**Your goal**: Search the material below for the word "JSON". Copy every line that has it.

— START Dataset entries —

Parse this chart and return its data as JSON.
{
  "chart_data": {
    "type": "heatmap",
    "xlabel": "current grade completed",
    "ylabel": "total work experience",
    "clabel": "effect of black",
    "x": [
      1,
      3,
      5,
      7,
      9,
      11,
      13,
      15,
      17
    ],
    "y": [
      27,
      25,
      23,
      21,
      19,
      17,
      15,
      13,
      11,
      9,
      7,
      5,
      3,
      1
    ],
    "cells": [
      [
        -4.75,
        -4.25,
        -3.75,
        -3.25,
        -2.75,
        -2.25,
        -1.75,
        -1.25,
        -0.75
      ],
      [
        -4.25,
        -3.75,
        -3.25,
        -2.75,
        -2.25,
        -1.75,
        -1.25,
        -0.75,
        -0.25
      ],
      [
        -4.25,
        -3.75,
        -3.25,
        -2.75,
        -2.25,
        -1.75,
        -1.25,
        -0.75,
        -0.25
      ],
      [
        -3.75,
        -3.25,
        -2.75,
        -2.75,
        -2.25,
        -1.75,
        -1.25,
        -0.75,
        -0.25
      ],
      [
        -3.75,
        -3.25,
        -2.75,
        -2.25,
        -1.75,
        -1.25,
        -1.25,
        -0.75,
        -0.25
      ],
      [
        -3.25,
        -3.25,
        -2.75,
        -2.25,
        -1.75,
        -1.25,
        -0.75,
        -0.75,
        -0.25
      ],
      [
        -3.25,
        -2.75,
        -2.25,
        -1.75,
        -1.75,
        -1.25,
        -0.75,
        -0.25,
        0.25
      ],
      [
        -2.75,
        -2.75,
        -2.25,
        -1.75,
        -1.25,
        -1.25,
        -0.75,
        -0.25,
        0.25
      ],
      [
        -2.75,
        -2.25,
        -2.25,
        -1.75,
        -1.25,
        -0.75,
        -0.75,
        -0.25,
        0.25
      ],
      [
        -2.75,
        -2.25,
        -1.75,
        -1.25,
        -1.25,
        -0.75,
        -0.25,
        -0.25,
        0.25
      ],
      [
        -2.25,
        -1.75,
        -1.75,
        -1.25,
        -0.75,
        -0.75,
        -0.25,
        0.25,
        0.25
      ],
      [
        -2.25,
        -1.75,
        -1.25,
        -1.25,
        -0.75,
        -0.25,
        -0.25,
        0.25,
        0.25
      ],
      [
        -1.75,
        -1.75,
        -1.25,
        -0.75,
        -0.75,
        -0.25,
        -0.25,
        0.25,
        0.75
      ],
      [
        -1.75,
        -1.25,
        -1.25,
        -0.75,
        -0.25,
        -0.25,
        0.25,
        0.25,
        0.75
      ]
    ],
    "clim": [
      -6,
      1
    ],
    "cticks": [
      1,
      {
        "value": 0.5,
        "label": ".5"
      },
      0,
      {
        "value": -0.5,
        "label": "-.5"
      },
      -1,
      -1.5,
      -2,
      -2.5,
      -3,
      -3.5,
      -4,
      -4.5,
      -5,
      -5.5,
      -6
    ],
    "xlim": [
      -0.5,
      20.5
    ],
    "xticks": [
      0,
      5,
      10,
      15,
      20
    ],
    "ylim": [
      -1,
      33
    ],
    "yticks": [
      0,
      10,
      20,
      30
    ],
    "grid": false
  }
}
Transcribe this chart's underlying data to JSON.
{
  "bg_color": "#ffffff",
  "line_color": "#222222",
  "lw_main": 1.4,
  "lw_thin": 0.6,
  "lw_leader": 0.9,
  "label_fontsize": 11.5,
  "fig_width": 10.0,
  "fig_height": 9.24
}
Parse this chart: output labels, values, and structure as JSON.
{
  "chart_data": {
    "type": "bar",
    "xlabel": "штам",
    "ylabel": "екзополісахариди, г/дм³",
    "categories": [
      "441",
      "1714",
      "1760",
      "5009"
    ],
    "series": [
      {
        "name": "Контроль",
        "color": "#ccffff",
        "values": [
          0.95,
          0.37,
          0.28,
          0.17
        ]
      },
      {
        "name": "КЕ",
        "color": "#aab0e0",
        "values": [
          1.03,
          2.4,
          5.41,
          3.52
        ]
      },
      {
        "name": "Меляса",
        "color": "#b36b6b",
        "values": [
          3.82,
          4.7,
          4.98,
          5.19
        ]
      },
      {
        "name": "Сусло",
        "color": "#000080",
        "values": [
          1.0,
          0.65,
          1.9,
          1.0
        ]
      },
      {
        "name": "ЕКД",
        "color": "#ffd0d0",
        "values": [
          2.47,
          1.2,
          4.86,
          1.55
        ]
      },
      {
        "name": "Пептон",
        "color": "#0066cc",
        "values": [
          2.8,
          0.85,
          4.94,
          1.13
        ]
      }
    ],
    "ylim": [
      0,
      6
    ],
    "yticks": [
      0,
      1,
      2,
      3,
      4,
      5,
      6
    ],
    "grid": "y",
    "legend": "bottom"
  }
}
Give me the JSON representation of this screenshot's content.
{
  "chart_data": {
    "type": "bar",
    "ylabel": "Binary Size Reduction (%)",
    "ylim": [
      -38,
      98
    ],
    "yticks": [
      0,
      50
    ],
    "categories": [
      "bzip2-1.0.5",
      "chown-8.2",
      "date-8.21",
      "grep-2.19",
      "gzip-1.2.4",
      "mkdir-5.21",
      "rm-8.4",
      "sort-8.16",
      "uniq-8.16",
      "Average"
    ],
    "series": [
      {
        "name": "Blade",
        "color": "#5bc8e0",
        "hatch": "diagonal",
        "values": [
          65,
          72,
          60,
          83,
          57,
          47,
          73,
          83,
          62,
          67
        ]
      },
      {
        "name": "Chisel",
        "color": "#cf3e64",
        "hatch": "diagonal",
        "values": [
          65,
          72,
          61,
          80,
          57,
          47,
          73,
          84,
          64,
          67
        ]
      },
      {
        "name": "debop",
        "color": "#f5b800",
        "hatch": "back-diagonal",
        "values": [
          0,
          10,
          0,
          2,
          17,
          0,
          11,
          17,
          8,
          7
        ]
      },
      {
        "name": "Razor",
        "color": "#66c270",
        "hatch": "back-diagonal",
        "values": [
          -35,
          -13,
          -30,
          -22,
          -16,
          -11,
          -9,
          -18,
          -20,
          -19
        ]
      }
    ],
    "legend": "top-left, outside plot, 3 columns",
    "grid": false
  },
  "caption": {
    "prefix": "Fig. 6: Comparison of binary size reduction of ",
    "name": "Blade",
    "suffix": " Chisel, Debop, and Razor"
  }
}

— END Dataset entries —

**Answer to the exercise**:
Parse this chart and return its data as JSON.
Transcribe this chart's underlying data to JSON.
Parse this chart: output labels, values, and structure as JSON.
Give me the JSON representation of this screenshot's content.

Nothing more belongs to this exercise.